▶ _WHAT TO PRODUCE_:
Only the last stretch of the records is wanted: restate word for word the line with "Serialize everything readable" and every line after it.

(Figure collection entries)
-.-.-
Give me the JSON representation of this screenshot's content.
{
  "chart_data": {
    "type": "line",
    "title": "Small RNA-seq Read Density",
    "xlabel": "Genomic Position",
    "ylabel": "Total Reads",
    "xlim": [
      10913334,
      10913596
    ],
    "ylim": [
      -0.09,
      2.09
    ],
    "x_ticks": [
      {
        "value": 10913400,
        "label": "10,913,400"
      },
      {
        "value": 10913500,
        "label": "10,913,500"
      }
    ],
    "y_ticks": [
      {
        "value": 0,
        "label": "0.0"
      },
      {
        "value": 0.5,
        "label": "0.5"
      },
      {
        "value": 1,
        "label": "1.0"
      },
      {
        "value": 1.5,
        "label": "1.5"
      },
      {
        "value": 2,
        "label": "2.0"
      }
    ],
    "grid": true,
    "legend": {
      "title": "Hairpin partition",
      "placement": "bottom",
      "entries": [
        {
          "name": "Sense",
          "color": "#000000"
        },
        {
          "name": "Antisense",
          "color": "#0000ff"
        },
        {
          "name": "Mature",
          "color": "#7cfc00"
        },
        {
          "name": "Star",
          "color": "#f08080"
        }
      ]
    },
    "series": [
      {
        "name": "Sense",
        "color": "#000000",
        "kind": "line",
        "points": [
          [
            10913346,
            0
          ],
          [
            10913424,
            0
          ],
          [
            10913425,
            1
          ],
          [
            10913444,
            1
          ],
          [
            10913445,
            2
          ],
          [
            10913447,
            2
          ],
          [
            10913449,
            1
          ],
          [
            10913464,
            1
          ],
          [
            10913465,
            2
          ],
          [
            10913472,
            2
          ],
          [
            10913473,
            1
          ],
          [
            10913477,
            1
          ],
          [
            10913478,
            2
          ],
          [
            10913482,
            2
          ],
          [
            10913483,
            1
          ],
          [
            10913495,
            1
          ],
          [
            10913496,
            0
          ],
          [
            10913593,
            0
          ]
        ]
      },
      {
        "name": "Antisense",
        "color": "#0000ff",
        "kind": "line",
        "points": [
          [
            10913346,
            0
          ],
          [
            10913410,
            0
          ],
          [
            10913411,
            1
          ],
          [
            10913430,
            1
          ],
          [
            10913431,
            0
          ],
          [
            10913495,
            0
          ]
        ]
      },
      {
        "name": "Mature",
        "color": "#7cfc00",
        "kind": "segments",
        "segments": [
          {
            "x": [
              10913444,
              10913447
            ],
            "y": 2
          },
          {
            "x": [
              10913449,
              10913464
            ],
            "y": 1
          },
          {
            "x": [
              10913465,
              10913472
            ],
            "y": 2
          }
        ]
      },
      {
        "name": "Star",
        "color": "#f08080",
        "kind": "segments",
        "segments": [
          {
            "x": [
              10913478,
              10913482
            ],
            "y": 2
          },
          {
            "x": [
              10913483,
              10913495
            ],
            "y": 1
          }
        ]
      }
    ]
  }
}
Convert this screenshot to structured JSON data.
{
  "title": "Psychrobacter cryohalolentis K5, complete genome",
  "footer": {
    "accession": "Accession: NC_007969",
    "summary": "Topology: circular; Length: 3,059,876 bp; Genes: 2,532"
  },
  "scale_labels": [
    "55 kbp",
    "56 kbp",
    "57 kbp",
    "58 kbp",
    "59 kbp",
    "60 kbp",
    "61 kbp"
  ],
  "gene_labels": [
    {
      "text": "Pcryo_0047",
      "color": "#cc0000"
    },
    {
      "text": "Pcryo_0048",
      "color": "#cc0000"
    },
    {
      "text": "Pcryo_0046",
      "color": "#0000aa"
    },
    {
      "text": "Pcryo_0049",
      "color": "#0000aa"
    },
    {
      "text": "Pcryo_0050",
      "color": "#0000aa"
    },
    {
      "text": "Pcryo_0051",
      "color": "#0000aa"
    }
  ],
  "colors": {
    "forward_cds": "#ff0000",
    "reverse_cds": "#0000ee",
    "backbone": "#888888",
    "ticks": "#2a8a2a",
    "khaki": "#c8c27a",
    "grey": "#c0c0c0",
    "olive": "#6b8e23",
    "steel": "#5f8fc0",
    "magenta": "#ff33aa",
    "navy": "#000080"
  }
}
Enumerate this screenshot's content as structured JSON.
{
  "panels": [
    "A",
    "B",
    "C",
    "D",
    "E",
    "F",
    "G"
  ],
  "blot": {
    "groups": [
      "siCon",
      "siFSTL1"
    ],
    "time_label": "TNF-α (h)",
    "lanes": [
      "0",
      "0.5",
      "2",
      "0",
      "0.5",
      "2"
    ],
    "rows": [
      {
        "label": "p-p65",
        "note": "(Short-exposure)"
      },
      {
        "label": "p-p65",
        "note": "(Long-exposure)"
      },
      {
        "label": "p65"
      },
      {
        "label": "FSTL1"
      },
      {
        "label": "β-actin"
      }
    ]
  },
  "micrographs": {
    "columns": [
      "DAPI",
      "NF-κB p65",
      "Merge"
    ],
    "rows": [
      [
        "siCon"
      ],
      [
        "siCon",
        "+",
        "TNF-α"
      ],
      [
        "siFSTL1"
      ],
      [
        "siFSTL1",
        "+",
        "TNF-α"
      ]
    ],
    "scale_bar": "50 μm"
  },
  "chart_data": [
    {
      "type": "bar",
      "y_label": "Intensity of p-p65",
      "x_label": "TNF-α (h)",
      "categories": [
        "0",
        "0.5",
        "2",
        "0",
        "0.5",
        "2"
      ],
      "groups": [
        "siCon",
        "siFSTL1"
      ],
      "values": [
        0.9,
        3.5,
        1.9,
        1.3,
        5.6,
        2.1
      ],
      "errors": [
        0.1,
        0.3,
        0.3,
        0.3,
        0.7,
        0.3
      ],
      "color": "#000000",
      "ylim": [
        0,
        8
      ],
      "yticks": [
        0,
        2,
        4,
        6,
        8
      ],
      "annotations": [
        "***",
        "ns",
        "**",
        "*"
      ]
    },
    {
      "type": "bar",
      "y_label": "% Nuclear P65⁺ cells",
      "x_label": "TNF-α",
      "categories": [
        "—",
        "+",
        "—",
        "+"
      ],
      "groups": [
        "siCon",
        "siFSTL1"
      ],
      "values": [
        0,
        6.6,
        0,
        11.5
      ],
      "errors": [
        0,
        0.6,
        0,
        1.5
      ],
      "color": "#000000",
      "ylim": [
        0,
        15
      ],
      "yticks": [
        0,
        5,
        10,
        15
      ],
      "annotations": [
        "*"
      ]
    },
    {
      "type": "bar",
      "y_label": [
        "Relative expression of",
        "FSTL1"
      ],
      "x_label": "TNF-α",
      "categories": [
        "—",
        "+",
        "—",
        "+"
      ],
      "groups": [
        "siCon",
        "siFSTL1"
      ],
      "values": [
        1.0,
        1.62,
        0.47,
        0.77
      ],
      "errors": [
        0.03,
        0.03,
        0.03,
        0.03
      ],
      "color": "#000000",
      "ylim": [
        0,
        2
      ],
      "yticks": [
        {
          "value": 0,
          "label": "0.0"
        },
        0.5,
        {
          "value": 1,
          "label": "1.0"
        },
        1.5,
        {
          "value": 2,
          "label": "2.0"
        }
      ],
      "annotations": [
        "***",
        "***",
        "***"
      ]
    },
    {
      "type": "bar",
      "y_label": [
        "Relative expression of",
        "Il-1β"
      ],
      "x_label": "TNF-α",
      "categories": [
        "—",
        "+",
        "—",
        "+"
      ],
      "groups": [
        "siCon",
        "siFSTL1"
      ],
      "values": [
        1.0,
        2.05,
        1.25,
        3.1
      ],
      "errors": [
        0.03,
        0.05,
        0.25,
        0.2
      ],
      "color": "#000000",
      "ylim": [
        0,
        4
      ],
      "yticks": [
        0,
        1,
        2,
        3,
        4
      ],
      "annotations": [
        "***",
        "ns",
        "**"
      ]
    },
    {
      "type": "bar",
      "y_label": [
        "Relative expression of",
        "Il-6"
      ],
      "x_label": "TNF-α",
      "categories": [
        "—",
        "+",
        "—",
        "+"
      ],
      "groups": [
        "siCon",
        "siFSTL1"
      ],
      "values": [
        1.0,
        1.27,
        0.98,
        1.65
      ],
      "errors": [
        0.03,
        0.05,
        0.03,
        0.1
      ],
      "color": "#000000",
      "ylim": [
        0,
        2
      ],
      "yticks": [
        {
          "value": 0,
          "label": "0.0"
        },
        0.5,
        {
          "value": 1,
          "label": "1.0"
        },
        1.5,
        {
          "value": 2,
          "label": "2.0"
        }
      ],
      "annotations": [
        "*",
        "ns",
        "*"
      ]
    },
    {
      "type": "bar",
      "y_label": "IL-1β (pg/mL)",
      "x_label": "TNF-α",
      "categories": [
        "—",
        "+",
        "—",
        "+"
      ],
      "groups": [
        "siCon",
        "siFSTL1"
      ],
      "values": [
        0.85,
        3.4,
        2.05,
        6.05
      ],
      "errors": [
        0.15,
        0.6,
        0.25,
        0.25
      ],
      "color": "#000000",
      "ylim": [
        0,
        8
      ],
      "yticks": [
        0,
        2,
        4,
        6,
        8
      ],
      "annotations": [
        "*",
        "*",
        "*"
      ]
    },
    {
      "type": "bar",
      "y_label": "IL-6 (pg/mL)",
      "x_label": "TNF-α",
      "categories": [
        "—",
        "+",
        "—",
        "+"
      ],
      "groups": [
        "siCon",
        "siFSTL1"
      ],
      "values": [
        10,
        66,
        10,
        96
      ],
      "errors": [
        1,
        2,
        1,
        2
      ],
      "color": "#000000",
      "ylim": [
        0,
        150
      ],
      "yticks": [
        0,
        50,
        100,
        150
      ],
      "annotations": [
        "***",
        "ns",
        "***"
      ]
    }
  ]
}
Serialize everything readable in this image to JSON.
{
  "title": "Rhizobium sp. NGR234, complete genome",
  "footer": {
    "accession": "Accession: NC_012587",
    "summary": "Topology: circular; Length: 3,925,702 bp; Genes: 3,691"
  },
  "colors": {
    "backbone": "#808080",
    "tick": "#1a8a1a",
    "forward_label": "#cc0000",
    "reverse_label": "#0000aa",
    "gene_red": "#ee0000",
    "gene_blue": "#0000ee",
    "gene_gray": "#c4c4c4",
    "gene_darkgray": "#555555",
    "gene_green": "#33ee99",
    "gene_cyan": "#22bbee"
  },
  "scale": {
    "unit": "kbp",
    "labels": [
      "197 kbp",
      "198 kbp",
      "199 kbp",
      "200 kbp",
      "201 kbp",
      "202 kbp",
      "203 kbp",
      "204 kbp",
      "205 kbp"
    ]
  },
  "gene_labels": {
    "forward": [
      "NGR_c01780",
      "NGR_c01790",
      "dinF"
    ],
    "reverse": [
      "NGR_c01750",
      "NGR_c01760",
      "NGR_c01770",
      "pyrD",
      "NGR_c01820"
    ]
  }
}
-.-.-
▶ _OUTPUT OF THE EXERCISE_:
Serialize everything readable in this image to JSON.
{
  "title": "Rhizobium sp. NGR234, complete genome",
  "footer": {
    "accession": "Accession: NC_012587",
    "summary": "Topology: circular; Length: 3,925,702 bp; Genes: 3,691"
  },
  "colors": {
    "backbone": "#808080",
    "tick": "#1a8a1a",
    "forward_label": "#cc0000",
    "reverse_label": "#0000aa",
    "gene_red": "#ee0000",
    "gene_blue": "#0000ee",
    "gene_gray": "#c4c4c4",
    "gene_darkgray": "#555555",
    "gene_green": "#33ee99",
    "gene_cyan": "#22bbee"
  },
  "scale": {
    "unit": "kbp",
    "labels": [
      "197 kbp",
      "198 kbp",
      "199 kbp",
      "200 kbp",
      "201 kbp",
      "202 kbp",
      "203 kbp",
      "204 kbp",
      "205 kbp"
    ]
  },
  "gene_labels": {
    "forward": [
      "NGR_c01780",
      "NGR_c01790",
      "dinF"
    ],
    "reverse": [
      "NGR_c01750",
      "NGR_c01760",
      "NGR_c01770",
      "pyrD",
      "NGR_c01820"
    ]
  }
}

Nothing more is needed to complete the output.